◆ **Input material**
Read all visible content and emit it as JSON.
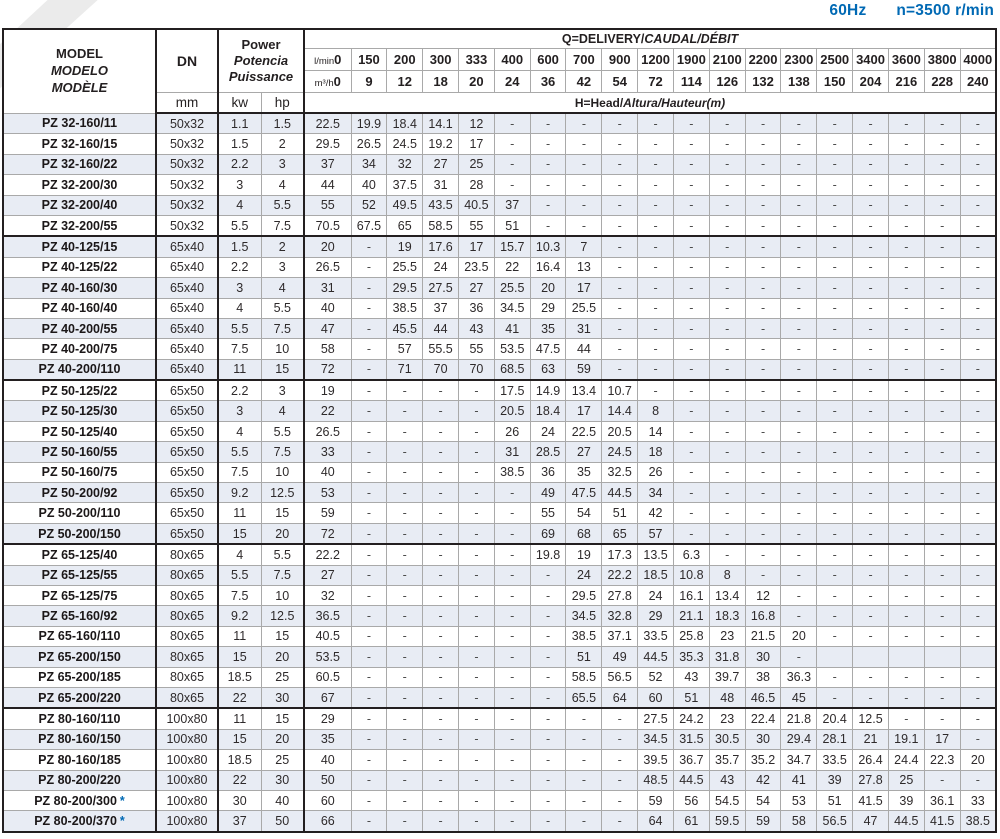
{
  "note": {
    "frequency": "60Hz",
    "speed": "n=3500 r/min"
  },
  "colors": {
    "accent_blue": "#0069b4",
    "row_shade": "#e8ecf4",
    "border_dark": "#231f20",
    "border_light": "#a9a9a9"
  },
  "table": {
    "model_header": {
      "en": "MODEL",
      "es": "MODELO",
      "fr": "MODÈLE"
    },
    "dn_header": {
      "label": "DN",
      "unit": "mm"
    },
    "power_header": {
      "en": "Power",
      "es": "Potencia",
      "fr": "Puissance",
      "kw": "kw",
      "hp": "hp"
    },
    "q_header": {
      "title_plain": "Q=DELIVERY/",
      "title_italic": "CAUDAL/DÉBIT",
      "lmin_label": "l/min",
      "lmin_zero": "0",
      "m3h_label": "m³/h",
      "m3h_zero": "0"
    },
    "h_header": {
      "plain": "H=Head/",
      "italic": "Altura/Hauteur(m)"
    },
    "lmin_values": [
      "150",
      "200",
      "300",
      "333",
      "400",
      "600",
      "700",
      "900",
      "1200",
      "1900",
      "2100",
      "2200",
      "2300",
      "2500",
      "3400",
      "3600",
      "3800",
      "4000"
    ],
    "m3h_values": [
      "9",
      "12",
      "18",
      "20",
      "24",
      "36",
      "42",
      "54",
      "72",
      "114",
      "126",
      "132",
      "138",
      "150",
      "204",
      "216",
      "228",
      "240"
    ],
    "rows": [
      {
        "model": "PZ 32-160/11",
        "star": false,
        "group_start": false,
        "dn": "50x32",
        "kw": "1.1",
        "hp": "1.5",
        "values": [
          "22.5",
          "19.9",
          "18.4",
          "14.1",
          "12",
          "-",
          "-",
          "-",
          "-",
          "-",
          "-",
          "-",
          "-",
          "-",
          "-",
          "-",
          "-",
          "-",
          "-"
        ]
      },
      {
        "model": "PZ 32-160/15",
        "star": false,
        "group_start": false,
        "dn": "50x32",
        "kw": "1.5",
        "hp": "2",
        "values": [
          "29.5",
          "26.5",
          "24.5",
          "19.2",
          "17",
          "-",
          "-",
          "-",
          "-",
          "-",
          "-",
          "-",
          "-",
          "-",
          "-",
          "-",
          "-",
          "-",
          "-"
        ]
      },
      {
        "model": "PZ 32-160/22",
        "star": false,
        "group_start": false,
        "dn": "50x32",
        "kw": "2.2",
        "hp": "3",
        "values": [
          "37",
          "34",
          "32",
          "27",
          "25",
          "-",
          "-",
          "-",
          "-",
          "-",
          "-",
          "-",
          "-",
          "-",
          "-",
          "-",
          "-",
          "-",
          "-"
        ]
      },
      {
        "model": "PZ 32-200/30",
        "star": false,
        "group_start": false,
        "dn": "50x32",
        "kw": "3",
        "hp": "4",
        "values": [
          "44",
          "40",
          "37.5",
          "31",
          "28",
          "-",
          "-",
          "-",
          "-",
          "-",
          "-",
          "-",
          "-",
          "-",
          "-",
          "-",
          "-",
          "-",
          "-"
        ]
      },
      {
        "model": "PZ 32-200/40",
        "star": false,
        "group_start": false,
        "dn": "50x32",
        "kw": "4",
        "hp": "5.5",
        "values": [
          "55",
          "52",
          "49.5",
          "43.5",
          "40.5",
          "37",
          "-",
          "-",
          "-",
          "-",
          "-",
          "-",
          "-",
          "-",
          "-",
          "-",
          "-",
          "-",
          "-"
        ]
      },
      {
        "model": "PZ 32-200/55",
        "star": false,
        "group_start": false,
        "dn": "50x32",
        "kw": "5.5",
        "hp": "7.5",
        "values": [
          "70.5",
          "67.5",
          "65",
          "58.5",
          "55",
          "51",
          "-",
          "-",
          "-",
          "-",
          "-",
          "-",
          "-",
          "-",
          "-",
          "-",
          "-",
          "-",
          "-"
        ]
      },
      {
        "model": "PZ 40-125/15",
        "star": false,
        "group_start": true,
        "dn": "65x40",
        "kw": "1.5",
        "hp": "2",
        "values": [
          "20",
          "-",
          "19",
          "17.6",
          "17",
          "15.7",
          "10.3",
          "7",
          "-",
          "-",
          "-",
          "-",
          "-",
          "-",
          "-",
          "-",
          "-",
          "-",
          "-"
        ]
      },
      {
        "model": "PZ 40-125/22",
        "star": false,
        "group_start": false,
        "dn": "65x40",
        "kw": "2.2",
        "hp": "3",
        "values": [
          "26.5",
          "-",
          "25.5",
          "24",
          "23.5",
          "22",
          "16.4",
          "13",
          "-",
          "-",
          "-",
          "-",
          "-",
          "-",
          "-",
          "-",
          "-",
          "-",
          "-"
        ]
      },
      {
        "model": "PZ 40-160/30",
        "star": false,
        "group_start": false,
        "dn": "65x40",
        "kw": "3",
        "hp": "4",
        "values": [
          "31",
          "-",
          "29.5",
          "27.5",
          "27",
          "25.5",
          "20",
          "17",
          "-",
          "-",
          "-",
          "-",
          "-",
          "-",
          "-",
          "-",
          "-",
          "-",
          "-"
        ]
      },
      {
        "model": "PZ 40-160/40",
        "star": false,
        "group_start": false,
        "dn": "65x40",
        "kw": "4",
        "hp": "5.5",
        "values": [
          "40",
          "-",
          "38.5",
          "37",
          "36",
          "34.5",
          "29",
          "25.5",
          "-",
          "-",
          "-",
          "-",
          "-",
          "-",
          "-",
          "-",
          "-",
          "-",
          "-"
        ]
      },
      {
        "model": "PZ 40-200/55",
        "star": false,
        "group_start": false,
        "dn": "65x40",
        "kw": "5.5",
        "hp": "7.5",
        "values": [
          "47",
          "-",
          "45.5",
          "44",
          "43",
          "41",
          "35",
          "31",
          "-",
          "-",
          "-",
          "-",
          "-",
          "-",
          "-",
          "-",
          "-",
          "-",
          "-"
        ]
      },
      {
        "model": "PZ 40-200/75",
        "star": false,
        "group_start": false,
        "dn": "65x40",
        "kw": "7.5",
        "hp": "10",
        "values": [
          "58",
          "-",
          "57",
          "55.5",
          "55",
          "53.5",
          "47.5",
          "44",
          "-",
          "-",
          "-",
          "-",
          "-",
          "-",
          "-",
          "-",
          "-",
          "-",
          "-"
        ]
      },
      {
        "model": "PZ 40-200/110",
        "star": false,
        "group_start": false,
        "dn": "65x40",
        "kw": "11",
        "hp": "15",
        "values": [
          "72",
          "-",
          "71",
          "70",
          "70",
          "68.5",
          "63",
          "59",
          "-",
          "-",
          "-",
          "-",
          "-",
          "-",
          "-",
          "-",
          "-",
          "-",
          "-"
        ]
      },
      {
        "model": "PZ 50-125/22",
        "star": false,
        "group_start": true,
        "dn": "65x50",
        "kw": "2.2",
        "hp": "3",
        "values": [
          "19",
          "-",
          "-",
          "-",
          "-",
          "17.5",
          "14.9",
          "13.4",
          "10.7",
          "-",
          "-",
          "-",
          "-",
          "-",
          "-",
          "-",
          "-",
          "-",
          "-"
        ]
      },
      {
        "model": "PZ 50-125/30",
        "star": false,
        "group_start": false,
        "dn": "65x50",
        "kw": "3",
        "hp": "4",
        "values": [
          "22",
          "-",
          "-",
          "-",
          "-",
          "20.5",
          "18.4",
          "17",
          "14.4",
          "8",
          "-",
          "-",
          "-",
          "-",
          "-",
          "-",
          "-",
          "-",
          "-"
        ]
      },
      {
        "model": "PZ 50-125/40",
        "star": false,
        "group_start": false,
        "dn": "65x50",
        "kw": "4",
        "hp": "5.5",
        "values": [
          "26.5",
          "-",
          "-",
          "-",
          "-",
          "26",
          "24",
          "22.5",
          "20.5",
          "14",
          "-",
          "-",
          "-",
          "-",
          "-",
          "-",
          "-",
          "-",
          "-"
        ]
      },
      {
        "model": "PZ 50-160/55",
        "star": false,
        "group_start": false,
        "dn": "65x50",
        "kw": "5.5",
        "hp": "7.5",
        "values": [
          "33",
          "-",
          "-",
          "-",
          "-",
          "31",
          "28.5",
          "27",
          "24.5",
          "18",
          "-",
          "-",
          "-",
          "-",
          "-",
          "-",
          "-",
          "-",
          "-"
        ]
      },
      {
        "model": "PZ 50-160/75",
        "star": false,
        "group_start": false,
        "dn": "65x50",
        "kw": "7.5",
        "hp": "10",
        "values": [
          "40",
          "-",
          "-",
          "-",
          "-",
          "38.5",
          "36",
          "35",
          "32.5",
          "26",
          "-",
          "-",
          "-",
          "-",
          "-",
          "-",
          "-",
          "-",
          "-"
        ]
      },
      {
        "model": "PZ 50-200/92",
        "star": false,
        "group_start": false,
        "dn": "65x50",
        "kw": "9.2",
        "hp": "12.5",
        "values": [
          "53",
          "-",
          "-",
          "-",
          "-",
          "-",
          "49",
          "47.5",
          "44.5",
          "34",
          "-",
          "-",
          "-",
          "-",
          "-",
          "-",
          "-",
          "-",
          "-"
        ]
      },
      {
        "model": "PZ 50-200/110",
        "star": false,
        "group_start": false,
        "dn": "65x50",
        "kw": "11",
        "hp": "15",
        "values": [
          "59",
          "-",
          "-",
          "-",
          "-",
          "-",
          "55",
          "54",
          "51",
          "42",
          "-",
          "-",
          "-",
          "-",
          "-",
          "-",
          "-",
          "-",
          "-"
        ]
      },
      {
        "model": "PZ 50-200/150",
        "star": false,
        "group_start": false,
        "dn": "65x50",
        "kw": "15",
        "hp": "20",
        "values": [
          "72",
          "-",
          "-",
          "-",
          "-",
          "-",
          "69",
          "68",
          "65",
          "57",
          "-",
          "-",
          "-",
          "-",
          "-",
          "-",
          "-",
          "-",
          "-"
        ]
      },
      {
        "model": "PZ 65-125/40",
        "star": false,
        "group_start": true,
        "dn": "80x65",
        "kw": "4",
        "hp": "5.5",
        "values": [
          "22.2",
          "-",
          "-",
          "-",
          "-",
          "-",
          "19.8",
          "19",
          "17.3",
          "13.5",
          "6.3",
          "-",
          "-",
          "-",
          "-",
          "-",
          "-",
          "-",
          "-"
        ]
      },
      {
        "model": "PZ 65-125/55",
        "star": false,
        "group_start": false,
        "dn": "80x65",
        "kw": "5.5",
        "hp": "7.5",
        "values": [
          "27",
          "-",
          "-",
          "-",
          "-",
          "-",
          "-",
          "24",
          "22.2",
          "18.5",
          "10.8",
          "8",
          "-",
          "-",
          "-",
          "-",
          "-",
          "-",
          "-"
        ]
      },
      {
        "model": "PZ 65-125/75",
        "star": false,
        "group_start": false,
        "dn": "80x65",
        "kw": "7.5",
        "hp": "10",
        "values": [
          "32",
          "-",
          "-",
          "-",
          "-",
          "-",
          "-",
          "29.5",
          "27.8",
          "24",
          "16.1",
          "13.4",
          "12",
          "-",
          "-",
          "-",
          "-",
          "-",
          "-"
        ]
      },
      {
        "model": "PZ 65-160/92",
        "star": false,
        "group_start": false,
        "dn": "80x65",
        "kw": "9.2",
        "hp": "12.5",
        "values": [
          "36.5",
          "-",
          "-",
          "-",
          "-",
          "-",
          "-",
          "34.5",
          "32.8",
          "29",
          "21.1",
          "18.3",
          "16.8",
          "-",
          "-",
          "-",
          "-",
          "-",
          "-"
        ]
      },
      {
        "model": "PZ 65-160/110",
        "star": false,
        "group_start": false,
        "dn": "80x65",
        "kw": "11",
        "hp": "15",
        "values": [
          "40.5",
          "-",
          "-",
          "-",
          "-",
          "-",
          "-",
          "38.5",
          "37.1",
          "33.5",
          "25.8",
          "23",
          "21.5",
          "20",
          "-",
          "-",
          "-",
          "-",
          "-"
        ]
      },
      {
        "model": "PZ 65-200/150",
        "star": false,
        "group_start": false,
        "dn": "80x65",
        "kw": "15",
        "hp": "20",
        "values": [
          "53.5",
          "-",
          "-",
          "-",
          "-",
          "-",
          "-",
          "51",
          "49",
          "44.5",
          "35.3",
          "31.8",
          "30",
          "-",
          "",
          "",
          "",
          "",
          ""
        ]
      },
      {
        "model": "PZ 65-200/185",
        "star": false,
        "group_start": false,
        "dn": "80x65",
        "kw": "18.5",
        "hp": "25",
        "values": [
          "60.5",
          "-",
          "-",
          "-",
          "-",
          "-",
          "-",
          "58.5",
          "56.5",
          "52",
          "43",
          "39.7",
          "38",
          "36.3",
          "-",
          "-",
          "-",
          "-",
          "-"
        ]
      },
      {
        "model": "PZ 65-200/220",
        "star": false,
        "group_start": false,
        "dn": "80x65",
        "kw": "22",
        "hp": "30",
        "values": [
          "67",
          "-",
          "-",
          "-",
          "-",
          "-",
          "-",
          "65.5",
          "64",
          "60",
          "51",
          "48",
          "46.5",
          "45",
          "-",
          "-",
          "-",
          "-",
          "-"
        ]
      },
      {
        "model": "PZ 80-160/110",
        "star": false,
        "group_start": true,
        "dn": "100x80",
        "kw": "11",
        "hp": "15",
        "values": [
          "29",
          "-",
          "-",
          "-",
          "-",
          "-",
          "-",
          "-",
          "-",
          "27.5",
          "24.2",
          "23",
          "22.4",
          "21.8",
          "20.4",
          "12.5",
          "-",
          "-",
          "-"
        ]
      },
      {
        "model": "PZ 80-160/150",
        "star": false,
        "group_start": false,
        "dn": "100x80",
        "kw": "15",
        "hp": "20",
        "values": [
          "35",
          "-",
          "-",
          "-",
          "-",
          "-",
          "-",
          "-",
          "-",
          "34.5",
          "31.5",
          "30.5",
          "30",
          "29.4",
          "28.1",
          "21",
          "19.1",
          "17",
          "-"
        ]
      },
      {
        "model": "PZ 80-160/185",
        "star": false,
        "group_start": false,
        "dn": "100x80",
        "kw": "18.5",
        "hp": "25",
        "values": [
          "40",
          "-",
          "-",
          "-",
          "-",
          "-",
          "-",
          "-",
          "-",
          "39.5",
          "36.7",
          "35.7",
          "35.2",
          "34.7",
          "33.5",
          "26.4",
          "24.4",
          "22.3",
          "20"
        ]
      },
      {
        "model": "PZ 80-200/220",
        "star": false,
        "group_start": false,
        "dn": "100x80",
        "kw": "22",
        "hp": "30",
        "values": [
          "50",
          "-",
          "-",
          "-",
          "-",
          "-",
          "-",
          "-",
          "-",
          "48.5",
          "44.5",
          "43",
          "42",
          "41",
          "39",
          "27.8",
          "25",
          "-",
          "-"
        ]
      },
      {
        "model": "PZ 80-200/300",
        "star": true,
        "group_start": false,
        "dn": "100x80",
        "kw": "30",
        "hp": "40",
        "values": [
          "60",
          "-",
          "-",
          "-",
          "-",
          "-",
          "-",
          "-",
          "-",
          "59",
          "56",
          "54.5",
          "54",
          "53",
          "51",
          "41.5",
          "39",
          "36.1",
          "33"
        ]
      },
      {
        "model": "PZ 80-200/370",
        "star": true,
        "group_start": false,
        "dn": "100x80",
        "kw": "37",
        "hp": "50",
        "values": [
          "66",
          "-",
          "-",
          "-",
          "-",
          "-",
          "-",
          "-",
          "-",
          "64",
          "61",
          "59.5",
          "59",
          "58",
          "56.5",
          "47",
          "44.5",
          "41.5",
          "38.5"
        ]
      }
    ]
  }
}
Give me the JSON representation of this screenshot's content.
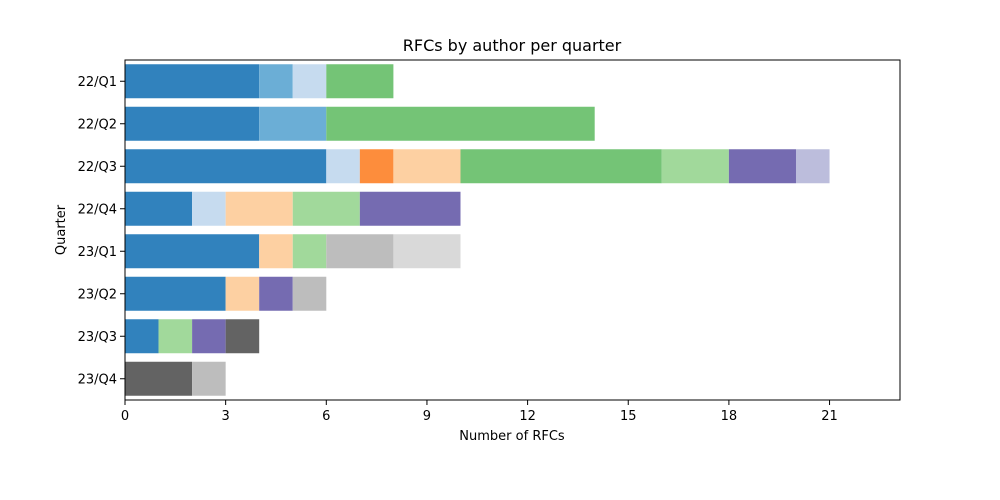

◆ **Instructions to follow**
Search the entries for the word "content", then list each line that holds it.

◆ **Task result**
Read all visible content and emit it as JSON.
Give me the JSON representation of this screenshot's content.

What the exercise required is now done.